- [SHORT PROBLEM A]: List each R function or command that the warpbreaks assignment below explicitly refers to with the word "function" or "command."

- [TEXT SEGMENT]:
[BEGIN]

- Write up a report of the effects of tension and wool type
(A or B) on the number of breaks. Include the following
points:
If you could choose one combination of tension and wool type to
minimize breaks, which would it be?
Is your favorite wool type always better?
Is your favorite tension tension always best?
Do the residuals give any indication of a problem with the
assumptions of ordinary least squares regression? If so, fix it.
Fit the full interaction model and interpret each line of the
table printed by the anova command in R.
- What size is the full model matrix? Write out the X
matrix for this model showing each unique row.
- What size is XT X? Use R to
create it. Start with:
myX <- with(warpbreaks, cbind(1, wool=="A",wool=="B", tension=="L", ...)
Interaction columns really are elementwise products of main
effects columns. Don't show the whole X, but do print
out XT X. Find its rank.
(XtX <- crossprod(myX))
qr(XtX)$rank
- Look at the model matrix R uses (apply the
model.matrix function to your full fitted model) and its
crossproduct. Verify or refute the claim: by deleting certain
rows and the same columns of the
full XT X we can obtain the one R
gives. Verify or refute: the R crossproduct model matrix is of
full column rank. Use the ginv function in the MASS package to
find a generalized inverse of XTX.
- Create a zero matrix the same size as
full XT X. In the rows and columns
which are not removed to get R's smaller matrix, set in the
values of the generalized inverse above.
RsXtXinv <- MASS::ginv( crossprod(model.matrix(my.fitted.model)))
myXtXinv <- matrix(0,12,12) ## or ## 0 * myXtX
omit.rows <- c(....) ## fill this in from above
myXtXinv[-omit.rows, -omit.rows] <- RsXtXinv
Demonstrate (to machine precision) that the resulting matrix is
a generalized inverse of XT X.
Note: in HW1 we used the zapsmall function to convert things
very close to zero to zero. You'll want to subtract the answer
you should get, and use zapsmall on the differences to
demonstrating equality. Alternatively, you could do it by hand
to get exact answers (factor out any 9's or 1/9ths).
- Compute XT y and demonstrate that
premultiplying by your generalized inverse above gives the same
solutions that R spits out, with some estimates (which ones?) set
to 0.
-
Build a table with a row for each estimated coefficient from
R. In terms of the greek letters in the model, what is that
coefficient estimating?

[END]

- [SHORT PROBLEM B]: In the records, rename "x-tick-label" to "x-axis-tick" starting with the line with "legend-label-t13: T13 xyxy=(797,269,818,283)" and going on through the line with "x-tick-label: 700 xyxy=(505,674,526,688)". Return only those lines, with everything else left unchanged.

- [EXTRACTED RECORDS]:
[BEGIN]

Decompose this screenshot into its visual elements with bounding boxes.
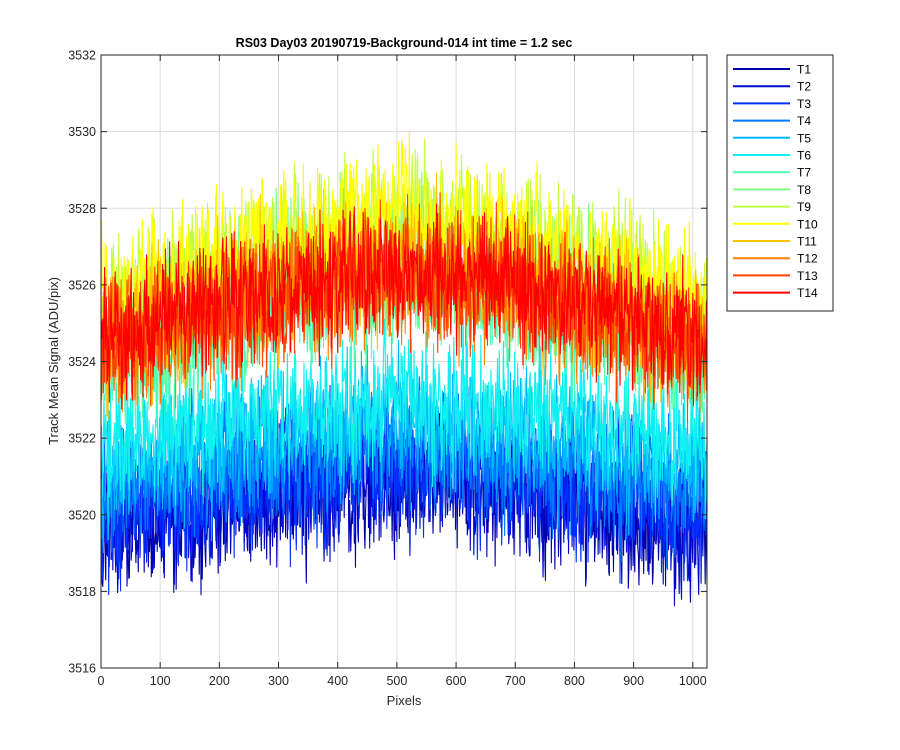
legend-label-t13: T13 xyxy=(797,269,818,283)
y-tick-label: 3522 xyxy=(68,432,96,446)
legend-box xyxy=(726,54,834,312)
legend-label-t5: T5 xyxy=(797,131,811,145)
plot-area: 0 100 200 300 400 500 600 700 800 900 1000 3516 3518… xyxy=(68,49,708,688)
y-tick-label: 3528 xyxy=(68,202,96,216)
legend-items: T1 T2 T3 T4 T5 T6 T7 T8 T9 T10 T11 T12 T13 T14 xyxy=(733,63,818,300)
y-tick-label: 3532 xyxy=(68,49,96,63)
x-tick-label: 300 xyxy=(268,674,289,688)
x-axis-label: Pixels xyxy=(387,693,422,708)
x-tick-label: 600 xyxy=(446,674,467,688)
legend-label-t3: T3 xyxy=(797,97,811,111)
series-layer xyxy=(100,131,708,607)
legend-label-t10: T10 xyxy=(797,217,818,231)
series-line-t10 xyxy=(100,131,708,384)
x-tick-label: 0 xyxy=(98,674,105,688)
y-axis-label: Track Mean Signal (ADU/pix) xyxy=(46,277,61,445)
y-tick-label: 3520 xyxy=(68,508,96,522)
chart-title: RS03 Day03 20190719-Background-014 int t… xyxy=(236,36,573,50)
legend-label-t11: T11 xyxy=(797,235,817,249)
legend-label-t8: T8 xyxy=(797,183,811,197)
ticks: 0 100 200 300 400 500 600 700 800 900 1000 3516 3518… xyxy=(68,49,707,688)
x-tick-label: 900 xyxy=(623,674,644,688)
legend-label-t12: T12 xyxy=(797,252,818,266)
x-tick-label: 700 xyxy=(505,674,526,688)
legend-label-t9: T9 xyxy=(797,200,811,214)
legend-label-t14: T14 xyxy=(797,286,818,300)
legend-label-t4: T4 xyxy=(797,114,811,128)
legend-label-t7: T7 xyxy=(797,166,811,180)
legend: T1 T2 T3 T4 T5 T6 T7 T8 T9 T10 T11 T12 T13 T14 xyxy=(726,54,834,312)
y-tick-label: 3524 xyxy=(68,355,96,369)
x-tick-label: 800 xyxy=(564,674,585,688)
x-tick-label: 1000 xyxy=(679,674,707,688)
y-tick-label: 3518 xyxy=(68,585,96,599)
legend-label-t2: T2 xyxy=(797,80,811,94)
y-tick-label: 3516 xyxy=(68,662,96,676)
series-line-t6 xyxy=(100,316,708,541)
x-tick-label: 100 xyxy=(150,674,171,688)
x-tick-label: 500 xyxy=(386,674,407,688)
series-line-t14 xyxy=(100,203,708,410)
x-tick-label: 200 xyxy=(209,674,230,688)
legend-label-t6: T6 xyxy=(797,149,811,163)
y-tick-label: 3530 xyxy=(68,125,96,139)
legend-label-t1: T1 xyxy=(797,63,811,77)
y-tick-label: 3526 xyxy=(68,278,96,292)
x-tick-label: 400 xyxy=(327,674,348,688)
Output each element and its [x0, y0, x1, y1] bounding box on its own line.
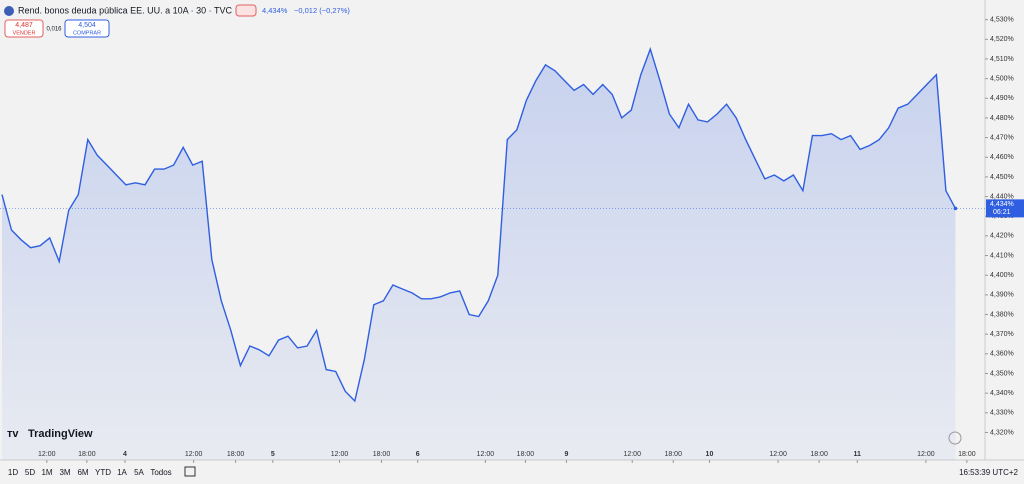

[END]

- [REPLY A]:
- anova (command)
- model.matrix (function)
- ginv (function)
- zapsmall (function)

- [REPLY B]:
legend-label-t13: T13 xyxy=(797,269,818,283)
y-tick-label: 3522 xyxy=(68,432,96,446)
legend-box xyxy=(726,54,834,312)
legend-label-t5: T5 xyxy=(797,131,811,145)
plot-area: 0 100 200 300 400 500 600 700 800 900 1000 3516 3518… xyxy=(68,49,708,688)
y-tick-label: 3528 xyxy=(68,202,96,216)
legend-items: T1 T2 T3 T4 T5 T6 T7 T8 T9 T10 T11 T12 T13 T14 xyxy=(733,63,818,300)
y-tick-label: 3532 xyxy=(68,49,96,63)
x-axis-tick: 300 xyxy=(268,674,289,688)
x-axis-label: Pixels xyxy=(387,693,422,708)
x-axis-tick: 600 xyxy=(446,674,467,688)
legend-label-t3: T3 xyxy=(797,97,811,111)
series-layer xyxy=(100,131,708,607)
legend-label-t10: T10 xyxy=(797,217,818,231)
series-line-t10 xyxy=(100,131,708,384)
x-axis-tick: 0 xyxy=(98,674,105,688)
y-axis-label: Track Mean Signal (ADU/pix) xyxy=(46,277,61,445)
y-tick-label: 3520 xyxy=(68,508,96,522)
chart-title: RS03 Day03 20190719-Background-014 int t… xyxy=(236,36,573,50)
legend-label-t11: T11 xyxy=(797,235,817,249)
legend-label-t8: T8 xyxy=(797,183,811,197)
ticks: 0 100 200 300 400 500 600 700 800 900 1000 3516 3518… xyxy=(68,49,707,688)
x-axis-tick: 900 xyxy=(623,674,644,688)
legend-label-t12: T12 xyxy=(797,252,818,266)
x-axis-tick: 700 xyxy=(505,674,526,688)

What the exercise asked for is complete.